INSTRUCTIONS FOR THE TASK ▸
Would you output the whole listing below, exactly as it reads?

Collected data
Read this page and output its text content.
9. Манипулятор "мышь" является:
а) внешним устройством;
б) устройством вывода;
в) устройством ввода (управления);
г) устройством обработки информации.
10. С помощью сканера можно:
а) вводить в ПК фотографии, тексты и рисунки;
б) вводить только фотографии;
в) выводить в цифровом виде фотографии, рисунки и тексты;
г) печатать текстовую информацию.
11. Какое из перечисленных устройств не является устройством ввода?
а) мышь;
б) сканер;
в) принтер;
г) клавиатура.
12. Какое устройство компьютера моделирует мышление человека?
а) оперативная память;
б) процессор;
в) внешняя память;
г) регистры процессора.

REPLY TO THE TASK ▸
Read this page and output its text content.
9. Манипулятор "мышь" является:
а) внешним устройством;
б) устройством вывода;
в) устройством ввода (управления);
г) устройством обработки информации.
10. С помощью сканера можно:
а) вводить в ПК фотографии, тексты и рисунки;
б) вводить только фотографии;
в) выводить в цифровом виде фотографии, рисунки и тексты;
г) печатать текстовую информацию.
11. Какое из перечисленных устройств не является устройством ввода?
а) мышь;
б) сканер;
в) принтер;
г) клавиатура.
12. Какое устройство компьютера моделирует мышление человека?
а) оперативная память;
б) процессор;
в) внешняя память;
г) регистры процессора.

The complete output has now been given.